Goal
Type the records out again in full, exactly.

BEGIN Material supplied

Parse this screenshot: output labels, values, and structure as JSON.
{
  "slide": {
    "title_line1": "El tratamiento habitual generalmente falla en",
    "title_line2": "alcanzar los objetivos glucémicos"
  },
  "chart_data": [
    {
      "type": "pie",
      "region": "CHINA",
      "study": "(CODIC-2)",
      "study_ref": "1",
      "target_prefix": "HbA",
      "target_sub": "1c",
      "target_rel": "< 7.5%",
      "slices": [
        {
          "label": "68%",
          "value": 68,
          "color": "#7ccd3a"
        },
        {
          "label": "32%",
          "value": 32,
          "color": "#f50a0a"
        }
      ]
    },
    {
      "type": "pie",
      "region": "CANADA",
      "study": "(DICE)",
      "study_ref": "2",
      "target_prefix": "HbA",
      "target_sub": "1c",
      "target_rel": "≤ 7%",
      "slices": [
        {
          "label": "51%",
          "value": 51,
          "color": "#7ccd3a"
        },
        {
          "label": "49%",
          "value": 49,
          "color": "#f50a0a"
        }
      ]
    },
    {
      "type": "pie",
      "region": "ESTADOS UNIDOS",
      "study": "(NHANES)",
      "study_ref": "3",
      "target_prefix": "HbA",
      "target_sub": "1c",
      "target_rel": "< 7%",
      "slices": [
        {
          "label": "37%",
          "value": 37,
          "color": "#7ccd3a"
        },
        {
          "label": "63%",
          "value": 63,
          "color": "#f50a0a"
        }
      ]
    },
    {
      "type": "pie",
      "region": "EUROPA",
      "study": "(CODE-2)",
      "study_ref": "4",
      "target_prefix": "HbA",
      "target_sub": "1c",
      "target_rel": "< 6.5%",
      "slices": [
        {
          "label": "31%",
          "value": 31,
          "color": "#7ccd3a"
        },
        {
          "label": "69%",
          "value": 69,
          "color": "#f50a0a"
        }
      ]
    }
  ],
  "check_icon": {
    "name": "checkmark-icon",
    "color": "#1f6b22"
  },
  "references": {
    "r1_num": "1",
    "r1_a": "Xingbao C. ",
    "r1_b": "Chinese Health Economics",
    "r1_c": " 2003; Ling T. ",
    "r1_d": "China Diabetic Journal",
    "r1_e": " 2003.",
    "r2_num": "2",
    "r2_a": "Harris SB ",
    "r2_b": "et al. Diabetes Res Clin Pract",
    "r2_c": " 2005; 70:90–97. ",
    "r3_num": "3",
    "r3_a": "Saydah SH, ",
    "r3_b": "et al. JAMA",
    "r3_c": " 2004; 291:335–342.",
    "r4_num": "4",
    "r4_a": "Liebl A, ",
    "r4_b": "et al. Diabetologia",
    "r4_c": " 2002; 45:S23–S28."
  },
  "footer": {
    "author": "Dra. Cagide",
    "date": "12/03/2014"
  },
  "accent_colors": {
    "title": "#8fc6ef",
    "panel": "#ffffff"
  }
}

END Material supplied

Finished answer
Parse this screenshot: output labels, values, and structure as JSON.
{
  "slide": {
    "title_line1": "El tratamiento habitual generalmente falla en",
    "title_line2": "alcanzar los objetivos glucémicos"
  },
  "chart_data": [
    {
      "type": "pie",
      "region": "CHINA",
      "study": "(CODIC-2)",
      "study_ref": "1",
      "target_prefix": "HbA",
      "target_sub": "1c",
      "target_rel": "< 7.5%",
      "slices": [
        {
          "label": "68%",
          "value": 68,
          "color": "#7ccd3a"
        },
        {
          "label": "32%",
          "value": 32,
          "color": "#f50a0a"
        }
      ]
    },
    {
      "type": "pie",
      "region": "CANADA",
      "study": "(DICE)",
      "study_ref": "2",
      "target_prefix": "HbA",
      "target_sub": "1c",
      "target_rel": "≤ 7%",
      "slices": [
        {
          "label": "51%",
          "value": 51,
          "color": "#7ccd3a"
        },
        {
          "label": "49%",
          "value": 49,
          "color": "#f50a0a"
        }
      ]
    },
    {
      "type": "pie",
      "region": "ESTADOS UNIDOS",
      "study": "(NHANES)",
      "study_ref": "3",
      "target_prefix": "HbA",
      "target_sub": "1c",
      "target_rel": "< 7%",
      "slices": [
        {
          "label": "37%",
          "value": 37,
          "color": "#7ccd3a"
        },
        {
          "label": "63%",
          "value": 63,
          "color": "#f50a0a"
        }
      ]
    },
    {
      "type": "pie",
      "region": "EUROPA",
      "study": "(CODE-2)",
      "study_ref": "4",
      "target_prefix": "HbA",
      "target_sub": "1c",
      "target_rel": "< 6.5%",
      "slices": [
        {
          "label": "31%",
          "value": 31,
          "color": "#7ccd3a"
        },
        {
          "label": "69%",
          "value": 69,
          "color": "#f50a0a"
        }
      ]
    }
  ],
  "check_icon": {
    "name": "checkmark-icon",
    "color": "#1f6b22"
  },
  "references": {
    "r1_num": "1",
    "r1_a": "Xingbao C. ",
    "r1_b": "Chinese Health Economics",
    "r1_c": " 2003; Ling T. ",
    "r1_d": "China Diabetic Journal",
    "r1_e": " 2003.",
    "r2_num": "2",
    "r2_a": "Harris SB ",
    "r2_b": "et al. Diabetes Res Clin Pract",
    "r2_c": " 2005; 70:90–97. ",
    "r3_num": "3",
    "r3_a": "Saydah SH, ",
    "r3_b": "et al. JAMA",
    "r3_c": " 2004; 291:335–342.",
    "r4_num": "4",
    "r4_a": "Liebl A, ",
    "r4_b": "et al. Diabetologia",
    "r4_c": " 2002; 45:S23–S28."
  },
  "footer": {
    "author": "Dra. Cagide",
    "date": "12/03/2014"
  },
  "accent_colors": {
    "title": "#8fc6ef",
    "panel": "#ffffff"
  }
}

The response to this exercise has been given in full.